(Boxed element entries)
>> begin

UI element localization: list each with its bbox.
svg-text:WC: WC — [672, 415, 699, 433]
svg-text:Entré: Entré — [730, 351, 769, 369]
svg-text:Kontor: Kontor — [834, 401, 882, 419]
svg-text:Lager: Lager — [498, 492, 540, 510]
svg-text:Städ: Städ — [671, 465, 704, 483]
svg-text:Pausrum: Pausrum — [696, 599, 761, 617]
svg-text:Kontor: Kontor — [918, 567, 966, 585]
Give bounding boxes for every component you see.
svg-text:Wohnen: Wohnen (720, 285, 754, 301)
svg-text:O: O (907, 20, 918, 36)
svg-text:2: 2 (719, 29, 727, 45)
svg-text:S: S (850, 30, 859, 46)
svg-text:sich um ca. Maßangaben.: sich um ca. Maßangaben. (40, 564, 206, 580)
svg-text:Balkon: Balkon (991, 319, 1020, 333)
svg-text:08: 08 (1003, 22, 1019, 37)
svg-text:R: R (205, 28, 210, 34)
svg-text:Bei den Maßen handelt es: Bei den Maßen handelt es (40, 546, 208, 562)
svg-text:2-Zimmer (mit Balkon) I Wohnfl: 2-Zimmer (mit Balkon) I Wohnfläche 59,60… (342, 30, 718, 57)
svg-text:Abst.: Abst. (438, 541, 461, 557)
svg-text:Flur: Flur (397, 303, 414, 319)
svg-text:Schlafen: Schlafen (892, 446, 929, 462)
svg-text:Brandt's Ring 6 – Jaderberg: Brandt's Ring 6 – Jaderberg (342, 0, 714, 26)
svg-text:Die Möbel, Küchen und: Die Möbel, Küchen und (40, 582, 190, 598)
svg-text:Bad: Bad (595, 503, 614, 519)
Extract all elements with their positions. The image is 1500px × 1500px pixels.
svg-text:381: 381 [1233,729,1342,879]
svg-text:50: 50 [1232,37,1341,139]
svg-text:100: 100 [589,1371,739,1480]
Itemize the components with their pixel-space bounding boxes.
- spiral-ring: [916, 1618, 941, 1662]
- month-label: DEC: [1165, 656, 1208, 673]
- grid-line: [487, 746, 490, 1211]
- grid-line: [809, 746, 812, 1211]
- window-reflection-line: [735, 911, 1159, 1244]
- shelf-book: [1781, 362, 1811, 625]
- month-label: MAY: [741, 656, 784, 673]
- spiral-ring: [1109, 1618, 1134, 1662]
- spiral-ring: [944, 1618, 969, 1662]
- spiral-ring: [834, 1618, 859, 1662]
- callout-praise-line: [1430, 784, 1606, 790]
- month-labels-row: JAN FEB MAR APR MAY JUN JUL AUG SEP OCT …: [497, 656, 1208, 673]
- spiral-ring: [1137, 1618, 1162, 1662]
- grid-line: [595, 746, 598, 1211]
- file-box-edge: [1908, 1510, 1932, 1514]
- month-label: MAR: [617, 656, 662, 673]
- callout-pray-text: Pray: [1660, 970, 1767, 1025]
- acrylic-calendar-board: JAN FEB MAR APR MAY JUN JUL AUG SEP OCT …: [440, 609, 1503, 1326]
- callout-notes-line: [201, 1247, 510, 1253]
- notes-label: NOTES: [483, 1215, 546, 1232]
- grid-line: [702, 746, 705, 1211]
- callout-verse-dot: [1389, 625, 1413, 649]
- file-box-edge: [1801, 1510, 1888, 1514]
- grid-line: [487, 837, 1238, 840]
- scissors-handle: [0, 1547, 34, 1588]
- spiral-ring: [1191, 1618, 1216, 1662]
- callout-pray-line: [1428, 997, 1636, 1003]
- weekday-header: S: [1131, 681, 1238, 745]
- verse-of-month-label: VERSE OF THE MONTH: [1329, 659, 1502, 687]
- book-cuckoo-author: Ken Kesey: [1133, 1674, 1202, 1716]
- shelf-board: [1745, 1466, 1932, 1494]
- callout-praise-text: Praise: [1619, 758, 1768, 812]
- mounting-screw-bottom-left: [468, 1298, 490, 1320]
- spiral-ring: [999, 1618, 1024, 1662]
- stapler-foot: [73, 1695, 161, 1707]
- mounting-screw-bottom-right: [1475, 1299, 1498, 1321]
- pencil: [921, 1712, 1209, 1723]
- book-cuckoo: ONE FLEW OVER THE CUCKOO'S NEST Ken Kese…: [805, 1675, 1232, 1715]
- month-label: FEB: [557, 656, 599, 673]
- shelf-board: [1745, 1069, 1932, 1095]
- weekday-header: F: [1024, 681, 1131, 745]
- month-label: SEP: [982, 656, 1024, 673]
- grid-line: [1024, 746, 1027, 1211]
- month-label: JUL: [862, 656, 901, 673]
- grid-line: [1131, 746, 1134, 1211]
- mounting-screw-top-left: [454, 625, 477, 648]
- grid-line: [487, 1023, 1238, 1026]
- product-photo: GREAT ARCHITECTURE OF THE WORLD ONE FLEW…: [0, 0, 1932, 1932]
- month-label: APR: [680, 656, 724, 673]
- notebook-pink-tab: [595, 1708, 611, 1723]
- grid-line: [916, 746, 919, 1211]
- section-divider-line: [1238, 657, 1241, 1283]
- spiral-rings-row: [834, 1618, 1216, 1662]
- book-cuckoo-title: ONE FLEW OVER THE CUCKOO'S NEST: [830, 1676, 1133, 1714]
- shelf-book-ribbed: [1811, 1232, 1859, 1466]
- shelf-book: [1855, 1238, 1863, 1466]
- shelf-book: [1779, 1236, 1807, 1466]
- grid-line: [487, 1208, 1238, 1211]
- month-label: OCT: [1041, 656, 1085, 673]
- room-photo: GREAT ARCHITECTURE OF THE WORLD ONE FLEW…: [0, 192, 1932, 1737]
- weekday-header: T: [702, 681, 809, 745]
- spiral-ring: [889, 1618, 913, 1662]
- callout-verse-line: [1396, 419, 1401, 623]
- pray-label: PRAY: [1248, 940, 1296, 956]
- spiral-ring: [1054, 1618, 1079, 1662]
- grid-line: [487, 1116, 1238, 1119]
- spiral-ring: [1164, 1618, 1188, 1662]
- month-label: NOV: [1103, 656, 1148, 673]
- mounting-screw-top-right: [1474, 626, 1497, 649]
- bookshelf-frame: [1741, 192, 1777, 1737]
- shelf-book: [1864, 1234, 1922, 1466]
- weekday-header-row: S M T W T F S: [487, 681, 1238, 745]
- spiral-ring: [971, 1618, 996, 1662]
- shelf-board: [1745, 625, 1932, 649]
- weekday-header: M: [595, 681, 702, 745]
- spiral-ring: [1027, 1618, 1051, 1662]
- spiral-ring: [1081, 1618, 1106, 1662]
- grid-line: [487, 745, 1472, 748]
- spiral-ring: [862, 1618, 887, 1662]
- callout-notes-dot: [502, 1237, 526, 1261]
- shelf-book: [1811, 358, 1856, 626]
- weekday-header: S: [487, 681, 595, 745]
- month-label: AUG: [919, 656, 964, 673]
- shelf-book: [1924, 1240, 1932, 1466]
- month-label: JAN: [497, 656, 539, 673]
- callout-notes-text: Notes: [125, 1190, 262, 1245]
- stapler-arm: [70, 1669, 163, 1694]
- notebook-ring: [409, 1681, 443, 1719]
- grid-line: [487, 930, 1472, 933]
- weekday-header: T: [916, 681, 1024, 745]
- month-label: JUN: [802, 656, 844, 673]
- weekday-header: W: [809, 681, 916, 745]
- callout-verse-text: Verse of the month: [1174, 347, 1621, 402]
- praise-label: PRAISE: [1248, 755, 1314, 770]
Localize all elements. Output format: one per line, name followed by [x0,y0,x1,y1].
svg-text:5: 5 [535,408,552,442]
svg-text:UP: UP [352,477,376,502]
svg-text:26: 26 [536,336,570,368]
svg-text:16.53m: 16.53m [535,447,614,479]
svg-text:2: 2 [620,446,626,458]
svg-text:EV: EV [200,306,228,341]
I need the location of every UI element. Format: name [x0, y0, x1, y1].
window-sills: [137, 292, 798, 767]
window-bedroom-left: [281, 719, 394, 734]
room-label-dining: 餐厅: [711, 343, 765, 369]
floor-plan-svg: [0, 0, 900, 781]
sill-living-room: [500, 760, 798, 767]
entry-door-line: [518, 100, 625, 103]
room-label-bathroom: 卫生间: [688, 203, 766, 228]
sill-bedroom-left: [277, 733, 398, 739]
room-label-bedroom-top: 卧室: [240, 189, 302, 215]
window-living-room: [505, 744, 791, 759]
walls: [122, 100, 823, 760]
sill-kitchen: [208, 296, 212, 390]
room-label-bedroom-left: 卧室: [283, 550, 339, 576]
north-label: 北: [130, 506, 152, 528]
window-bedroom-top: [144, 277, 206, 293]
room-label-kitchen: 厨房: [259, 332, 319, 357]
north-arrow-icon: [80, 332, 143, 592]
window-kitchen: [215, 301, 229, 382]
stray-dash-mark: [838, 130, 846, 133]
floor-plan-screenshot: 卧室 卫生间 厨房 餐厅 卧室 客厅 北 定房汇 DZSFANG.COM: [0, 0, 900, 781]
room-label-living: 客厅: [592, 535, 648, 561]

>> end

== GIVEN PROBLEM ==
Can you output the rows from the very first line through the line containing "svg-text:S: S (850, 30, 859, 46)", both ends included, as a JSON list of strings with one string per line and blank lines skipped?

== THE ANSWER ==
[
  "UI element localization: list each with its bbox.",
  "svg-text:WC: WC — [672, 415, 699, 433]",
  "svg-text:Entré: Entré — [730, 351, 769, 369]",
  "svg-text:Kontor: Kontor — [834, 401, 882, 419]",
  "svg-text:Lager: Lager — [498, 492, 540, 510]",
  "svg-text:Städ: Städ — [671, 465, 704, 483]",
  "svg-text:Pausrum: Pausrum — [696, 599, 761, 617]",
  "svg-text:Kontor: Kontor — [918, 567, 966, 585]",
  "Give bounding boxes for every component you see.",
  "svg-text:Wohnen: Wohnen (720, 285, 754, 301)",
  "svg-text:O: O (907, 20, 918, 36)",
  "svg-text:2: 2 (719, 29, 727, 45)",
  "svg-text:S: S (850, 30, 859, 46)"
]